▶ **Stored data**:
--------------------------------

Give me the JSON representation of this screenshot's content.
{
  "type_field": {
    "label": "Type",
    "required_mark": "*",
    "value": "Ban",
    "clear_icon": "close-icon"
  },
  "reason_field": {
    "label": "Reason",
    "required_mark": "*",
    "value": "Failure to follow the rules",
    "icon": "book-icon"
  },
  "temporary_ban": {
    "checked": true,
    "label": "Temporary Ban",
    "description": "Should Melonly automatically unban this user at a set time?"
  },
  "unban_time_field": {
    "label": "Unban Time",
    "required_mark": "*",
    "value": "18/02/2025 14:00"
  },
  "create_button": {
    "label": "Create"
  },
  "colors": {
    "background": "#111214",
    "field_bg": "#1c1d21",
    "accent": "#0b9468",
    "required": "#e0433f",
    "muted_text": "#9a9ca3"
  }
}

--------------------------------

▶ **AIM**: Write out every line of the material again, exactly as it reads.

▶ **ANSWER TO THE EXERCISE**:
Give me the JSON representation of this screenshot's content.
{
  "type_field": {
    "label": "Type",
    "required_mark": "*",
    "value": "Ban",
    "clear_icon": "close-icon"
  },
  "reason_field": {
    "label": "Reason",
    "required_mark": "*",
    "value": "Failure to follow the rules",
    "icon": "book-icon"
  },
  "temporary_ban": {
    "checked": true,
    "label": "Temporary Ban",
    "description": "Should Melonly automatically unban this user at a set time?"
  },
  "unban_time_field": {
    "label": "Unban Time",
    "required_mark": "*",
    "value": "18/02/2025 14:00"
  },
  "create_button": {
    "label": "Create"
  },
  "colors": {
    "background": "#111214",
    "field_bg": "#1c1d21",
    "accent": "#0b9468",
    "required": "#e0433f",
    "muted_text": "#9a9ca3"
  }
}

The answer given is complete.